TAREFA A |
Segundo o texto sobre os Mutantes, em que ano e por quem o grupo foi criado?
TAREFA B |
Resuma em duas frases o texto sobre os Mutantes.
TAREFA C |
Prossiga com a entrevista de Sérgio Dias sobre os Mutantes a partir da última pergunta do texto apresentado.

TEXTO APRESENTADO |
Reverenciado internacionalmente, o Mutantes se reuniu em 2006 para uma festejada apresentação em Londres, que rendeu o disco "Mutantes ao vivo - Barbican Theatre". Nessa época, o grupo contava com Arnaldo Baptista e Zélia Duncan, que debandaram ao final de uma exaustiva turnê de dois anos --antes de começarem a trabalhar em um álbum de inéditas, que será lançado em 2008, conforme declaração do atual líder da banda, o guitarrista Sérgio Dias.
Como o próprio nome do grupo indica, o Mutantes já passou por diversas transformações, assim como sua música. Foi criado em 1965 por Arnaldo Baptista, Sérgio Dias e Rita Lee, que marcaram presença no cenário tropicalista, ao injetarem jovialidade às empreitadas musicais dos principais expoentes da época. Acompanharam Caetano Veloso e Gilberto Gil em festivais da canção e inauguraram definitivamente uma maneira de se fazer música pop jovem e cosmopolita no Brasil. Com o tempo, a inocência dos primeiros anos deu lugar a uma sofisticação musical cada vez maior, chegando ao ápice nos álbuns "O A e O Z" (gravado em 1973 e somente lançado em 1992) e "Tudo Foi Feito Pelo Sol" (1974), seu mais recente trabalho de estúdio. Ambos são objeto de culto de colecionadores de disco internacionalmente.
Na atual reencarnação dos Mutantes, Sérgio Dias é acompanhado por Dinho Leme (bateria), Henrique Peters (teclados, flauta doce e vocais), Vitor Trida (teclados, flautas, viola, cello e vocal), Vinícius Junqueira (baixo), Fábio Recco e Bia Mendes (vocais).
Em entrevista ao UOL, o guitarrista falou sobre o significado do retorno do grupo para sua carreira. "Essa vivência com os Mutantes tem sido para mim um renascimento, musicalmente e espiritualmente falando", declarou.
UOL - A formação atual dos Mutantes trabalha em material inédito?
SÉRGIO DIAS - Ainda não temos o álbum pronto, mas vamos disponibilizar gratuitamente na Internet a primeira música de trabalho desta nova fase da banda: "Mutantes Depois". É o nosso primeiro passo, afinal de contas faz 40 anos que lançamos nosso primeiro disco e ainda lançaremos neste ano um disco de inéditas --o que não fazemos há muito tempo. Essa música nova é uma composição minha, o pronunciamento que o Mutantes precisava fazer hoje. Basicamente "Mutantes Depois" é sobre o que mantém o espírito da banda vivo, mas é ainda mais, pois o que sustentou a lenda viva foram os fãs, os novos Mutantes e todos que se envolveram nesses acontecimentos.
UOL - O que os fãs dos Mutantes podem esperar do material novo do grupo?

DADOS ARMAZENADOS |
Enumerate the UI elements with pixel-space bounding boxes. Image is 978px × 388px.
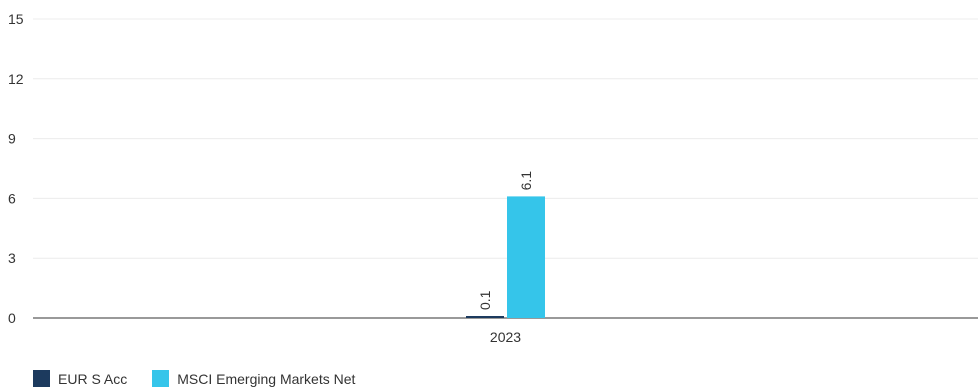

RESPOSTA ESCRITA A |
Em 1965, por Arnaldo Baptista, Sérgio Dias e Rita Lee.

RESPOSTA ESCRITA B |
Criado em 1965 por Arnaldo Baptista, Sérgio Dias e Rita Lee, o Mutantes marcou o cenário tropicalista e se reuniu em 2006 para uma festejada apresentação em Londres. Hoje liderada pelo guitarrista Sérgio Dias, a banda trabalha em um álbum de inéditas e vai disponibilizar gratuitamente na Internet a música "Mutantes Depois".

RESPOSTA ESCRITA C |
SÉRGIO DIAS - Compusemos aproximadamente nove canções inéditas, o que já é quase um álbum novo, e estamos gravando esse material há dois meses. O conceito principal das novas músicas é a total liberdade de expressão e criação. É basicamente a busca pelo o que não é óbvio. "Mutantes Depois" é uma canção muito significativa, pois representa o que queremos dizer atualmente, tanto lírica quanto musicalmente. Ela não vai soar como uma música de 1960 ou algo do gênero, pois estamos no século 21 e até mesmo a guitarra que toco hoje em dia é um novo instrumento --construído de forma artesanal especialmente para esta nova fase. É a nova "Guitarra de Ouro" dos Mutantes e tem um som completamente diferente. Para vê-la, basta visitar nosso site oficial. "Mutantes Depois" tem a participação do cantor Devendra Banhart, que gravou sua voz com o efeito rotativo de uma caixa Leslie. Antes não adiantava muito falarmos sobre o futuro sem termos algo para mostrar. E hoje temos algo novo a mostrar. E não há melhor forma de o Mutantes se comunicar, a não ser com música.
UOL - A Internet é um veículo adequado para vocês disponibilizarem material inédito?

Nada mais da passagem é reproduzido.